**Exercise description**:
Gather each line in the entries that includes the string "pelo".

(Part of a data file)

╔══

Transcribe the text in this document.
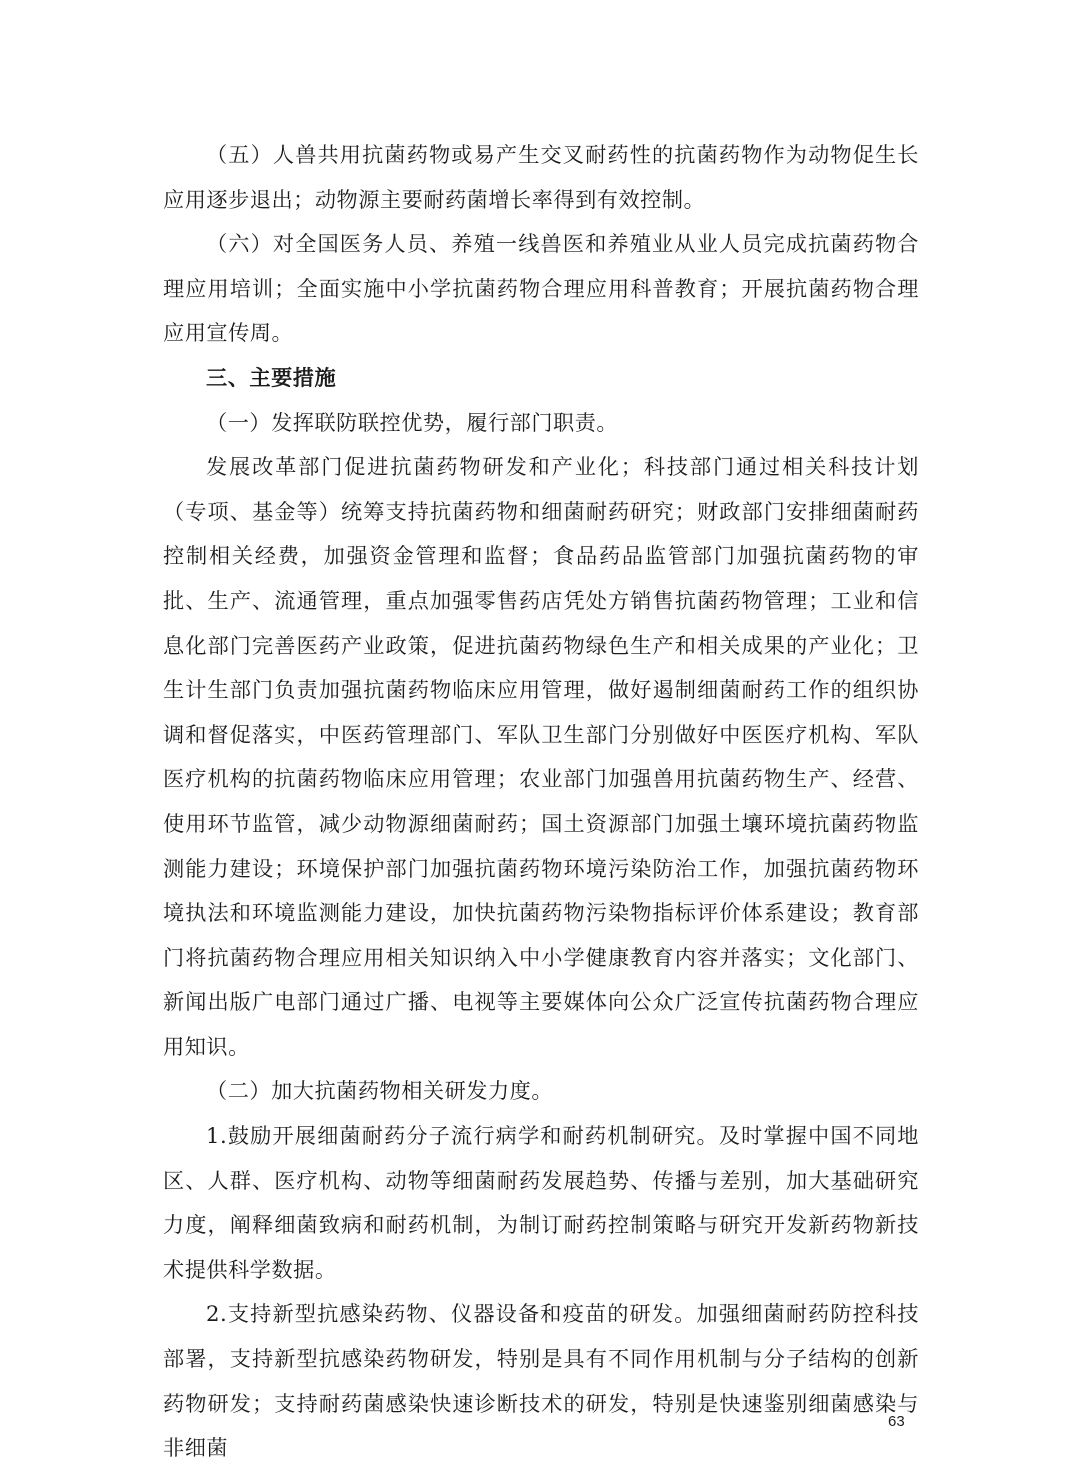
（五）人兽共用抗菌药物或易产生交叉耐药性的抗菌药物作为动物促生长应用逐步退出；动物源主要耐药菌增长率得到有效控制。

（六）对全国医务人员、养殖一线兽医和养殖业从业人员完成抗菌药物合理应用培训；全面实施中小学抗菌药物合理应用科普教育；开展抗菌药物合理应用宣传周。

三、主要措施

（一）发挥联防联控优势，履行部门职责。

发展改革部门促进抗菌药物研发和产业化；科技部门通过相关科技计划（专项、基金等）统筹支持抗菌药物和细菌耐药研究；财政部门安排细菌耐药控制相关经费，加强资金管理和监督；食品药品监管部门加强抗菌药物的审批、生产、流通管理，重点加强零售药店凭处方销售抗菌药物管理；工业和信息化部门完善医药产业政策，促进抗菌药物绿色生产和相关成果的产业化；卫生计生部门负责加强抗菌药物临床应用管理，做好遏制细菌耐药工作的组织协调和督促落实，中医药管理部门、军队卫生部门分别做好中医医疗机构、军队医疗机构的抗菌药物临床应用管理；农业部门加强兽用抗菌药物生产、经营、使用环节监管，减少动物源细菌耐药；国土资源部门加强土壤环境抗菌药物监测能力建设；环境保护部门加强抗菌药物环境污染防治工作，加强抗菌药物环境执法和环境监测能力建设，加快抗菌药物污染物指标评价体系建设；教育部门将抗菌药物合理应用相关知识纳入中小学健康教育内容并落实；文化部门、新闻出版广电部门通过广播、电视等主要媒体向公众广泛宣传抗菌药物合理应用知识。

（二）加大抗菌药物相关研发力度。

1.鼓励开展细菌耐药分子流行病学和耐药机制研究。及时掌握中国不同地区、人群、医疗机构、动物等细菌耐药发展趋势、传播与差别，加大基础研究力度，阐释细菌致病和耐药机制，为制订耐药控制策略与研究开发新药物新技术提供科学数据。

2.支持新型抗感染药物、仪器设备和疫苗的研发。加强细菌耐药防控科技部署，支持新型抗感染药物研发，特别是具有不同作用机制与分子结构的创新药物研发；支持耐药菌感染快速诊断技术的研发，特别是快速鉴别细菌感染与非细菌

63
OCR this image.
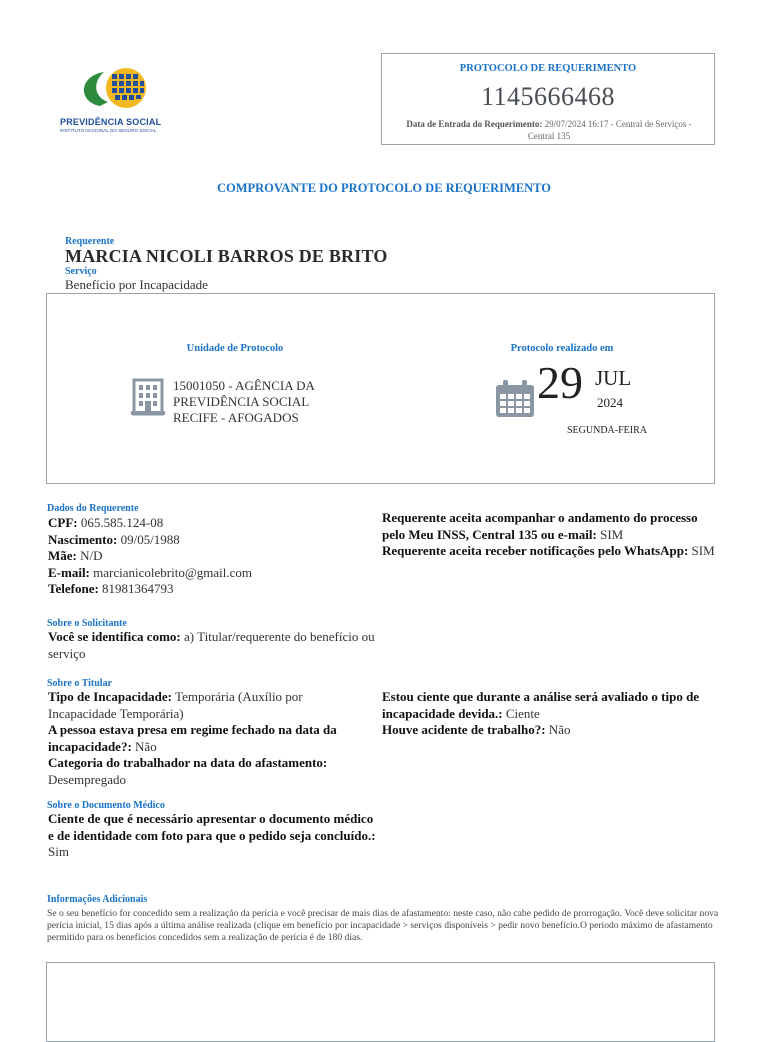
PREVIDÊNCIA SOCIAL
INSTITUTO NACIONAL DO SEGURO SOCIAL
PROTOCOLO DE REQUERIMENTO
1145666468
Data de Entrada do Requerimento: 29/07/2024 16:17 - Central de Serviços - Central 135
COMPROVANTE DO PROTOCOLO DE REQUERIMENTO
Requerente
MARCIA NICOLI BARROS DE BRITO
Serviço
Benefício por Incapacidade
Unidade de Protocolo
15001050 - AGÊNCIA DA
PREVIDÊNCIA SOCIAL
RECIFE - AFOGADOS
Protocolo realizado em
29 JUL
2024
SEGUNDA-FEIRA
Dados do Requerente
CPF: 065.585.124-08
Nascimento: 09/05/1988
Mãe: N/D
E-mail: marcianicolebrito@gmail.com
Telefone: 81981364793
Requerente aceita acompanhar o andamento do processo pelo Meu INSS, Central 135 ou e-mail: SIM
Requerente aceita receber notificações pelo WhatsApp: SIM
Sobre o Solicitante
Você se identifica como: a) Titular/requerente do benefício ou serviço
Sobre o Titular
Tipo de Incapacidade: Temporária (Auxílio por Incapacidade Temporária)
A pessoa estava presa em regime fechado na data da incapacidade?: Não
Categoria do trabalhador na data do afastamento: Desempregado
Estou ciente que durante a análise será avaliado o tipo de incapacidade devida.: Ciente
Houve acidente de trabalho?: Não
Sobre o Documento Médico
Ciente de que é necessário apresentar o documento médico e de identidade com foto para que o pedido seja concluído.: Sim
Informações Adicionais
Se o seu benefício for concedido sem a realização da perícia e você precisar de mais dias de afastamento: neste caso, não cabe pedido de prorrogação. Você deve solicitar nova perícia inicial, 15 dias após a última análise realizada (clique em benefício por incapacidade > serviços disponíveis > pedir novo benefício.O período máximo de afastamento permitido para os benefícios concedidos sem a realização de perícia é de 180 dias.
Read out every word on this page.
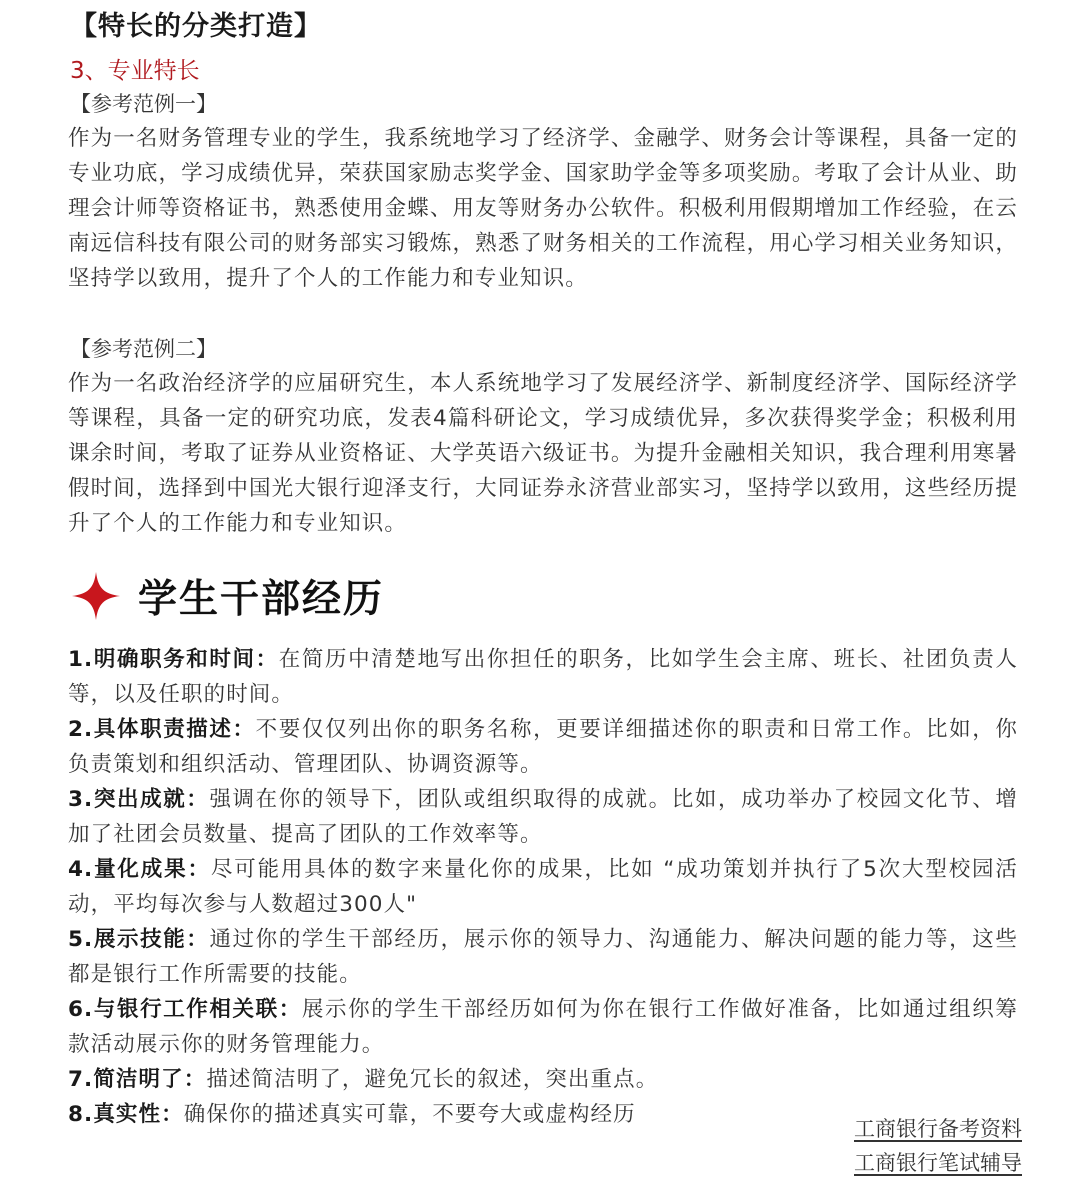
【特长的分类打造】
3、专业特长
【参考范例一】

作为一名财务管理专业的学生，我系统地学习了经济学、金融学、财务会计等课程，具备一定的专业功底，学习成绩优异，荣获国家励志奖学金、国家助学金等多项奖励。考取了会计从业、助理会计师等资格证书，熟悉使用金蝶、用友等财务办公软件。积极利用假期增加工作经验，在云南远信科技有限公司的财务部实习锻炼，熟悉了财务相关的工作流程，用心学习相关业务知识，坚持学以致用，提升了个人的工作能力和专业知识。

【参考范例二】

作为一名政治经济学的应届研究生，本人系统地学习了发展经济学、新制度经济学、国际经济学等课程，具备一定的研究功底，发表4篇科研论文，学习成绩优异，多次获得奖学金；积极利用课余时间，考取了证券从业资格证、大学英语六级证书。为提升金融相关知识，我合理利用寒暑假时间，选择到中国光大银行迎泽支行，大同证券永济营业部实习，坚持学以致用，这些经历提升了个人的工作能力和专业知识。

学生干部经历

1.明确职务和时间：在简历中清楚地写出你担任的职务，比如学生会主席、班长、社团负责人等，以及任职的时间。

2.具体职责描述：不要仅仅列出你的职务名称，更要详细描述你的职责和日常工作。比如，你负责策划和组织活动、管理团队、协调资源等。

3.突出成就：强调在你的领导下，团队或组织取得的成就。比如，成功举办了校园文化节、增加了社团会员数量、提高了团队的工作效率等。

4.量化成果：尽可能用具体的数字来量化你的成果，比如 “成功策划并执行了5次大型校园活动，平均每次参与人数超过300人"

5.展示技能：通过你的学生干部经历，展示你的领导力、沟通能力、解决问题的能力等，这些都是银行工作所需要的技能。

6.与银行工作相关联：展示你的学生干部经历如何为你在银行工作做好准备，比如通过组织筹款活动展示你的财务管理能力。

7.简洁明了：描述简洁明了，避免冗长的叙述，突出重点。

8.真实性：确保你的描述真实可靠，不要夸大或虚构经历

工商银行备考资料
工商银行笔试辅导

╚══

**Answer to this problem**:
Requerente aceita acompanhar o andamento do processo pelo Meu INSS, Central 135 ou e-mail: SIM
Requerente aceita receber notificações pelo WhatsApp: SIM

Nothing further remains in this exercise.